**EXERCISE**
From the records below, extract all the text exactly and leave the images behind.

**Stored data**
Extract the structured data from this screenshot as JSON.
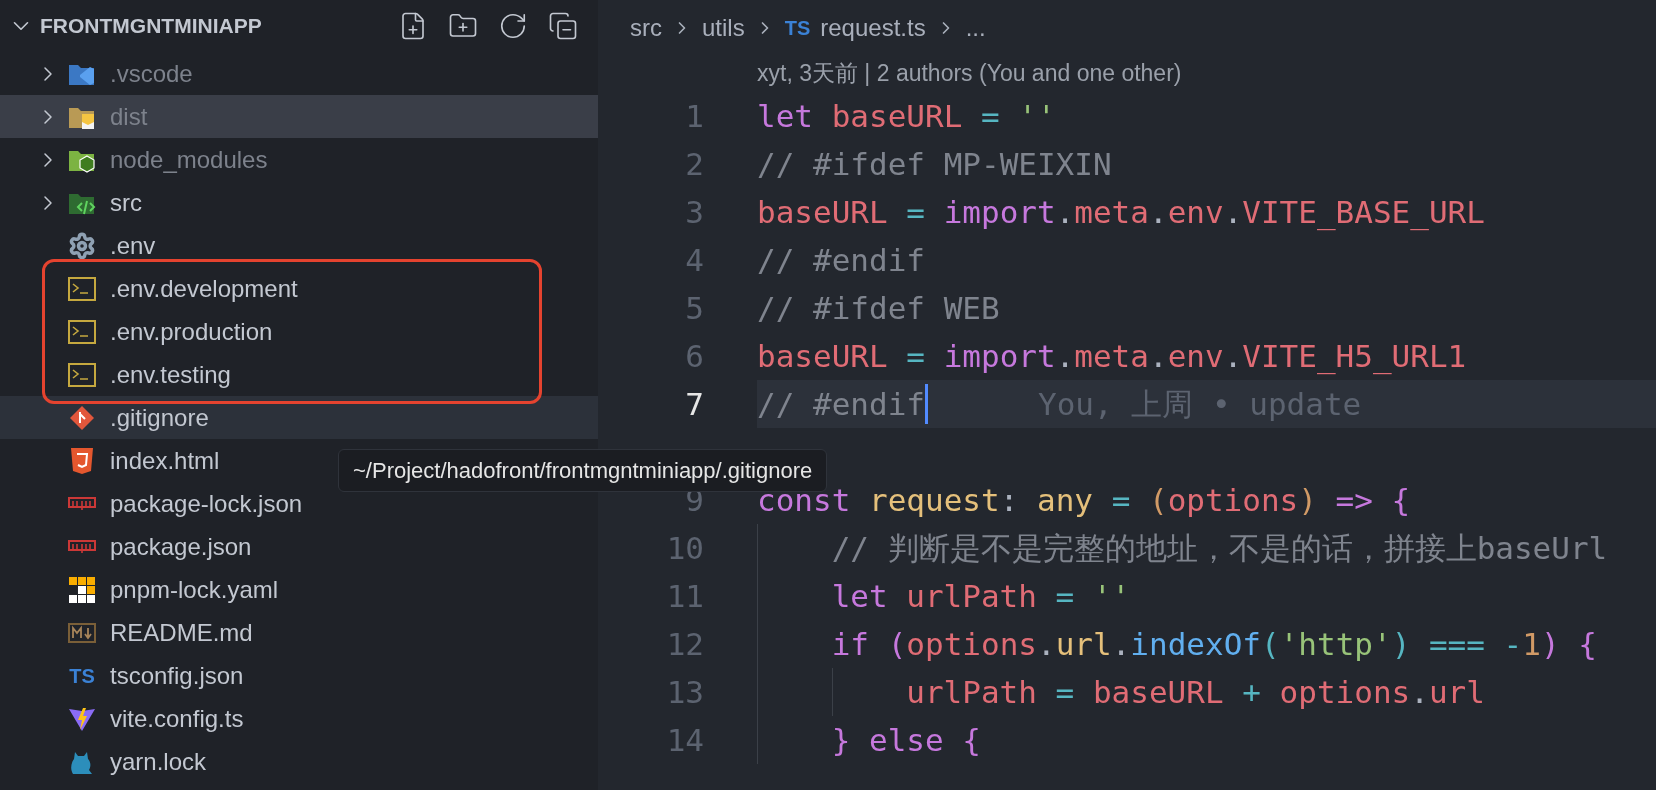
{
  "explorer": {
    "title": "FRONTMGNTMINIAPP",
    "expanded": true,
    "items": [
      {
        "name": ".vscode",
        "kind": "vscode",
        "expanded": false,
        "dimmed": true,
        "selected": false,
        "hovered": false
      },
      {
        "name": "dist",
        "kind": "dist",
        "expanded": false,
        "dimmed": true,
        "selected": true,
        "hovered": false
      },
      {
        "name": "node_modules",
        "kind": "node",
        "expanded": false,
        "dimmed": true,
        "selected": false,
        "hovered": false
      },
      {
        "name": "src",
        "kind": "src",
        "expanded": false,
        "dimmed": false,
        "selected": false,
        "hovered": false
      },
      {
        "name": ".env",
        "kind": "gear",
        "dimmed": false,
        "selected": false,
        "hovered": false
      },
      {
        "kind": "highlight",
        "items": [
          {
            "name": ".env.development",
            "kind": "terminal",
            "dimmed": false,
            "selected": false,
            "hovered": false
          },
          {
            "name": ".env.production",
            "kind": "terminal",
            "dimmed": false,
            "selected": false,
            "hovered": false
          },
          {
            "name": ".env.testing",
            "kind": "terminal",
            "dimmed": false,
            "selected": false,
            "hovered": false
          }
        ]
      },
      {
        "name": ".gitignore",
        "kind": "git",
        "dimmed": false,
        "selected": false,
        "hovered": true
      },
      {
        "name": "index.html",
        "kind": "html",
        "dimmed": false,
        "selected": false,
        "hovered": false
      },
      {
        "name": "package-lock.json",
        "kind": "npm",
        "dimmed": false,
        "selected": false,
        "hovered": false
      },
      {
        "name": "package.json",
        "kind": "npm",
        "dimmed": false,
        "selected": false,
        "hovered": false
      },
      {
        "name": "pnpm-lock.yaml",
        "kind": "pnpm",
        "dimmed": false,
        "selected": false,
        "hovered": false
      },
      {
        "name": "README.md",
        "kind": "markdown",
        "dimmed": false,
        "selected": false,
        "hovered": false
      },
      {
        "name": "tsconfig.json",
        "kind": "ts",
        "badge": "TS",
        "dimmed": false,
        "selected": false,
        "hovered": false
      },
      {
        "name": "vite.config.ts",
        "kind": "vite",
        "dimmed": false,
        "selected": false,
        "hovered": false
      },
      {
        "name": "yarn.lock",
        "kind": "yarn",
        "dimmed": false,
        "selected": false,
        "hovered": false
      }
    ]
  },
  "tooltip": "~/Project/hadofront/frontmgntminiapp/.gitignore",
  "breadcrumb": [
    {
      "label": "src"
    },
    {
      "label": "utils"
    },
    {
      "label": "request.ts",
      "badge": "TS"
    },
    {
      "label": "..."
    }
  ],
  "editor": {
    "blame_header": "xyt, 3天前 | 2 authors (You and one other)",
    "lines": [
      {
        "number": "1",
        "current": false,
        "tokens": [
          {
            "kind": "keyword",
            "text": "let "
          },
          {
            "kind": "variable",
            "text": "baseURL "
          },
          {
            "kind": "operator",
            "text": "= "
          },
          {
            "kind": "string",
            "text": "''"
          }
        ]
      },
      {
        "number": "2",
        "current": false,
        "tokens": [
          {
            "kind": "comment",
            "text": "// #ifdef MP-WEIXIN"
          }
        ]
      },
      {
        "number": "3",
        "current": false,
        "tokens": [
          {
            "kind": "variable",
            "text": "baseURL "
          },
          {
            "kind": "operator",
            "text": "= "
          },
          {
            "kind": "keyword",
            "text": "import"
          },
          {
            "kind": "punct",
            "text": "."
          },
          {
            "kind": "variable",
            "text": "meta"
          },
          {
            "kind": "punct",
            "text": "."
          },
          {
            "kind": "variable",
            "text": "env"
          },
          {
            "kind": "punct",
            "text": "."
          },
          {
            "kind": "variable",
            "text": "VITE_BASE_URL"
          }
        ]
      },
      {
        "number": "4",
        "current": false,
        "tokens": [
          {
            "kind": "comment",
            "text": "// #endif"
          }
        ]
      },
      {
        "number": "5",
        "current": false,
        "tokens": [
          {
            "kind": "comment",
            "text": "// #ifdef WEB"
          }
        ]
      },
      {
        "number": "6",
        "current": false,
        "tokens": [
          {
            "kind": "variable",
            "text": "baseURL "
          },
          {
            "kind": "operator",
            "text": "= "
          },
          {
            "kind": "keyword",
            "text": "import"
          },
          {
            "kind": "punct",
            "text": "."
          },
          {
            "kind": "variable",
            "text": "meta"
          },
          {
            "kind": "punct",
            "text": "."
          },
          {
            "kind": "variable",
            "text": "env"
          },
          {
            "kind": "punct",
            "text": "."
          },
          {
            "kind": "variable",
            "text": "VITE_H5_URL1"
          }
        ]
      },
      {
        "number": "7",
        "current": true,
        "blame": "You, 上周 • update",
        "tokens": [
          {
            "kind": "comment",
            "text": "// #endif"
          }
        ]
      },
      {
        "current": false
      },
      {
        "number": "9",
        "current": false,
        "tokens": [
          {
            "kind": "keyword",
            "text": "const "
          },
          {
            "kind": "type",
            "text": "request"
          },
          {
            "kind": "punct",
            "text": ": "
          },
          {
            "kind": "type",
            "text": "any "
          },
          {
            "kind": "operator",
            "text": "= "
          },
          {
            "kind": "number",
            "text": "("
          },
          {
            "kind": "variable",
            "text": "options"
          },
          {
            "kind": "number",
            "text": ") "
          },
          {
            "kind": "keyword",
            "text": "=> "
          },
          {
            "kind": "keyword",
            "text": "{"
          }
        ],
        "children": [
          {
            "number": "10",
            "current": false,
            "tokens": [
              {
                "kind": "comment",
                "text": "// 判断是不是完整的地址，不是的话，拼接上baseUrl"
              }
            ]
          },
          {
            "number": "11",
            "current": false,
            "tokens": [
              {
                "kind": "keyword",
                "text": "let "
              },
              {
                "kind": "variable",
                "text": "urlPath "
              },
              {
                "kind": "operator",
                "text": "= "
              },
              {
                "kind": "string",
                "text": "''"
              }
            ]
          },
          {
            "number": "12",
            "current": false,
            "tokens": [
              {
                "kind": "keyword",
                "text": "if "
              },
              {
                "kind": "keyword",
                "text": "("
              },
              {
                "kind": "variable",
                "text": "options"
              },
              {
                "kind": "punct",
                "text": "."
              },
              {
                "kind": "type",
                "text": "url"
              },
              {
                "kind": "punct",
                "text": "."
              },
              {
                "kind": "function",
                "text": "indexOf"
              },
              {
                "kind": "operator",
                "text": "("
              },
              {
                "kind": "string",
                "text": "'http'"
              },
              {
                "kind": "operator",
                "text": ") "
              },
              {
                "kind": "operator",
                "text": "=== -"
              },
              {
                "kind": "number",
                "text": "1"
              },
              {
                "kind": "keyword",
                "text": ") {"
              }
            ],
            "children": [
              {
                "number": "13",
                "current": false,
                "tokens": [
                  {
                    "kind": "variable",
                    "text": "urlPath "
                  },
                  {
                    "kind": "operator",
                    "text": "= "
                  },
                  {
                    "kind": "variable",
                    "text": "baseURL "
                  },
                  {
                    "kind": "operator",
                    "text": "+ "
                  },
                  {
                    "kind": "variable",
                    "text": "options"
                  },
                  {
                    "kind": "punct",
                    "text": "."
                  },
                  {
                    "kind": "variable",
                    "text": "url"
                  }
                ]
              }
            ]
          },
          {
            "number": "14",
            "current": false,
            "tokens": [
              {
                "kind": "keyword",
                "text": "} else {"
              }
            ]
          }
        ]
      }
    ]
  }
}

**ANSWER TO THIS TASK**
Extract the structured data from this screenshot as JSON.
{
  "explorer": {
    "title": "FRONTMGNTMINIAPP",
    "expanded": true,
    "items": [
      {
        "name": ".vscode",
        "kind": "vscode",
        "expanded": false,
        "dimmed": true,
        "selected": false,
        "hovered": false
      },
      {
        "name": "dist",
        "kind": "dist",
        "expanded": false,
        "dimmed": true,
        "selected": true,
        "hovered": false
      },
      {
        "name": "node_modules",
        "kind": "node",
        "expanded": false,
        "dimmed": true,
        "selected": false,
        "hovered": false
      },
      {
        "name": "src",
        "kind": "src",
        "expanded": false,
        "dimmed": false,
        "selected": false,
        "hovered": false
      },
      {
        "name": ".env",
        "kind": "gear",
        "dimmed": false,
        "selected": false,
        "hovered": false
      },
      {
        "kind": "highlight",
        "items": [
          {
            "name": ".env.development",
            "kind": "terminal",
            "dimmed": false,
            "selected": false,
            "hovered": false
          },
          {
            "name": ".env.production",
            "kind": "terminal",
            "dimmed": false,
            "selected": false,
            "hovered": false
          },
          {
            "name": ".env.testing",
            "kind": "terminal",
            "dimmed": false,
            "selected": false,
            "hovered": false
          }
        ]
      },
      {
        "name": ".gitignore",
        "kind": "git",
        "dimmed": false,
        "selected": false,
        "hovered": true
      },
      {
        "name": "index.html",
        "kind": "html",
        "dimmed": false,
        "selected": false,
        "hovered": false
      },
      {
        "name": "package-lock.json",
        "kind": "npm",
        "dimmed": false,
        "selected": false,
        "hovered": false
      },
      {
        "name": "package.json",
        "kind": "npm",
        "dimmed": false,
        "selected": false,
        "hovered": false
      },
      {
        "name": "pnpm-lock.yaml",
        "kind": "pnpm",
        "dimmed": false,
        "selected": false,
        "hovered": false
      },
      {
        "name": "README.md",
        "kind": "markdown",
        "dimmed": false,
        "selected": false,
        "hovered": false
      },
      {
        "name": "tsconfig.json",
        "kind": "ts",
        "badge": "TS",
        "dimmed": false,
        "selected": false,
        "hovered": false
      },
      {
        "name": "vite.config.ts",
        "kind": "vite",
        "dimmed": false,
        "selected": false,
        "hovered": false
      },
      {
        "name": "yarn.lock",
        "kind": "yarn",
        "dimmed": false,
        "selected": false,
        "hovered": false
      }
    ]
  },
  "tooltip": "~/Project/hadofront/frontmgntminiapp/.gitignore",
  "breadcrumb": [
    {
      "label": "src"
    },
    {
      "label": "utils"
    },
    {
      "label": "request.ts",
      "badge": "TS"
    },
    {
      "label": "..."
    }
  ],
  "editor": {
    "blame_header": "xyt, 3天前 | 2 authors (You and one other)",
    "lines": [
      {
        "number": "1",
        "current": false,
        "tokens": [
          {
            "kind": "keyword",
            "text": "let "
          },
          {
            "kind": "variable",
            "text": "baseURL "
          },
          {
            "kind": "operator",
            "text": "= "
          },
          {
            "kind": "string",
            "text": "''"
          }
        ]
      },
      {
        "number": "2",
        "current": false,
        "tokens": [
          {
            "kind": "comment",
            "text": "// #ifdef MP-WEIXIN"
          }
        ]
      },
      {
        "number": "3",
        "current": false,
        "tokens": [
          {
            "kind": "variable",
            "text": "baseURL "
          },
          {
            "kind": "operator",
            "text": "= "
          },
          {
            "kind": "keyword",
            "text": "import"
          },
          {
            "kind": "punct",
            "text": "."
          },
          {
            "kind": "variable",
            "text": "meta"
          },
          {
            "kind": "punct",
            "text": "."
          },
          {
            "kind": "variable",
            "text": "env"
          },
          {
            "kind": "punct",
            "text": "."
          },
          {
            "kind": "variable",
            "text": "VITE_BASE_URL"
          }
        ]
      },
      {
        "number": "4",
        "current": false,
        "tokens": [
          {
            "kind": "comment",
            "text": "// #endif"
          }
        ]
      },
      {
        "number": "5",
        "current": false,
        "tokens": [
          {
            "kind": "comment",
            "text": "// #ifdef WEB"
          }
        ]
      },
      {
        "number": "6",
        "current": false,
        "tokens": [
          {
            "kind": "variable",
            "text": "baseURL "
          },
          {
            "kind": "operator",
            "text": "= "
          },
          {
            "kind": "keyword",
            "text": "import"
          },
          {
            "kind": "punct",
            "text": "."
          },
          {
            "kind": "variable",
            "text": "meta"
          },
          {
            "kind": "punct",
            "text": "."
          },
          {
            "kind": "variable",
            "text": "env"
          },
          {
            "kind": "punct",
            "text": "."
          },
          {
            "kind": "variable",
            "text": "VITE_H5_URL1"
          }
        ]
      },
      {
        "number": "7",
        "current": true,
        "blame": "You, 上周 • update",
        "tokens": [
          {
            "kind": "comment",
            "text": "// #endif"
          }
        ]
      },
      {
        "current": false
      },
      {
        "number": "9",
        "current": false,
        "tokens": [
          {
            "kind": "keyword",
            "text": "const "
          },
          {
            "kind": "type",
            "text": "request"
          },
          {
            "kind": "punct",
            "text": ": "
          },
          {
            "kind": "type",
            "text": "any "
          },
          {
            "kind": "operator",
            "text": "= "
          },
          {
            "kind": "number",
            "text": "("
          },
          {
            "kind": "variable",
            "text": "options"
          },
          {
            "kind": "number",
            "text": ") "
          },
          {
            "kind": "keyword",
            "text": "=> "
          },
          {
            "kind": "keyword",
            "text": "{"
          }
        ],
        "children": [
          {
            "number": "10",
            "current": false,
            "tokens": [
              {
                "kind": "comment",
                "text": "// 判断是不是完整的地址，不是的话，拼接上baseUrl"
              }
            ]
          },
          {
            "number": "11",
            "current": false,
            "tokens": [
              {
                "kind": "keyword",
                "text": "let "
              },
              {
                "kind": "variable",
                "text": "urlPath "
              },
              {
                "kind": "operator",
                "text": "= "
              },
              {
                "kind": "string",
                "text": "''"
              }
            ]
          },
          {
            "number": "12",
            "current": false,
            "tokens": [
              {
                "kind": "keyword",
                "text": "if "
              },
              {
                "kind": "keyword",
                "text": "("
              },
              {
                "kind": "variable",
                "text": "options"
              },
              {
                "kind": "punct",
                "text": "."
              },
              {
                "kind": "type",
                "text": "url"
              },
              {
                "kind": "punct",
                "text": "."
              },
              {
                "kind": "function",
                "text": "indexOf"
              },
              {
                "kind": "operator",
                "text": "("
              },
              {
                "kind": "string",
                "text": "'http'"
              },
              {
                "kind": "operator",
                "text": ") "
              },
              {
                "kind": "operator",
                "text": "=== -"
              },
              {
                "kind": "number",
                "text": "1"
              },
              {
                "kind": "keyword",
                "text": ") {"
              }
            ],
            "children": [
              {
                "number": "13",
                "current": false,
                "tokens": [
                  {
                    "kind": "variable",
                    "text": "urlPath "
                  },
                  {
                    "kind": "operator",
                    "text": "= "
                  },
                  {
                    "kind": "variable",
                    "text": "baseURL "
                  },
                  {
                    "kind": "operator",
                    "text": "+ "
                  },
                  {
                    "kind": "variable",
                    "text": "options"
                  },
                  {
                    "kind": "punct",
                    "text": "."
                  },
                  {
                    "kind": "variable",
                    "text": "url"
                  }
                ]
              }
            ]
          },
          {
            "number": "14",
            "current": false,
            "tokens": [
              {
                "kind": "keyword",
                "text": "} else {"
              }
            ]
          }
        ]
      }
    ]
  }
}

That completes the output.